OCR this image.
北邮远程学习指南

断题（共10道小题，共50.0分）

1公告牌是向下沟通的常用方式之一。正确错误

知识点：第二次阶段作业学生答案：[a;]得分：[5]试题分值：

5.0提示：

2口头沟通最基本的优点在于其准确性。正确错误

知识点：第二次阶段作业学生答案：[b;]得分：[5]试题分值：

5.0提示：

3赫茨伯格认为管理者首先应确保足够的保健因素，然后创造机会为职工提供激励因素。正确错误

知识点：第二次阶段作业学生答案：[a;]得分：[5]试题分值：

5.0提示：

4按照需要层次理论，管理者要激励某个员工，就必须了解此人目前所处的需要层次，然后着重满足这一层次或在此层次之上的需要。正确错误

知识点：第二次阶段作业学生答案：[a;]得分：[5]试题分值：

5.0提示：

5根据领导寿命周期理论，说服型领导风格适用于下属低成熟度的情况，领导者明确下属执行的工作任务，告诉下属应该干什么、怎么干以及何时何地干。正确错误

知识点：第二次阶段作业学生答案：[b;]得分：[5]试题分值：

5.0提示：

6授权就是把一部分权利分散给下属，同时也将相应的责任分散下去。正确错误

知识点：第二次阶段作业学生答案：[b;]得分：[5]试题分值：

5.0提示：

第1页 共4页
********
:: Aim ::
Set down every record above exactly as given.

:: Result below ::
OCR this image.
北邮远程学习指南

断题（共10道小题，共50.0分）

1公告牌是向下沟通的常用方式之一。正确错误

知识点：第二次阶段作业学生答案：[a;]得分：[5]试题分值：

5.0提示：

2口头沟通最基本的优点在于其准确性。正确错误

知识点：第二次阶段作业学生答案：[b;]得分：[5]试题分值：

5.0提示：

3赫茨伯格认为管理者首先应确保足够的保健因素，然后创造机会为职工提供激励因素。正确错误

知识点：第二次阶段作业学生答案：[a;]得分：[5]试题分值：

5.0提示：

4按照需要层次理论，管理者要激励某个员工，就必须了解此人目前所处的需要层次，然后着重满足这一层次或在此层次之上的需要。正确错误

知识点：第二次阶段作业学生答案：[a;]得分：[5]试题分值：

5.0提示：

5根据领导寿命周期理论，说服型领导风格适用于下属低成熟度的情况，领导者明确下属执行的工作任务，告诉下属应该干什么、怎么干以及何时何地干。正确错误

知识点：第二次阶段作业学生答案：[b;]得分：[5]试题分值：

5.0提示：

6授权就是把一部分权利分散给下属，同时也将相应的责任分散下去。正确错误

知识点：第二次阶段作业学生答案：[b;]得分：[5]试题分值：

5.0提示：

第1页 共4页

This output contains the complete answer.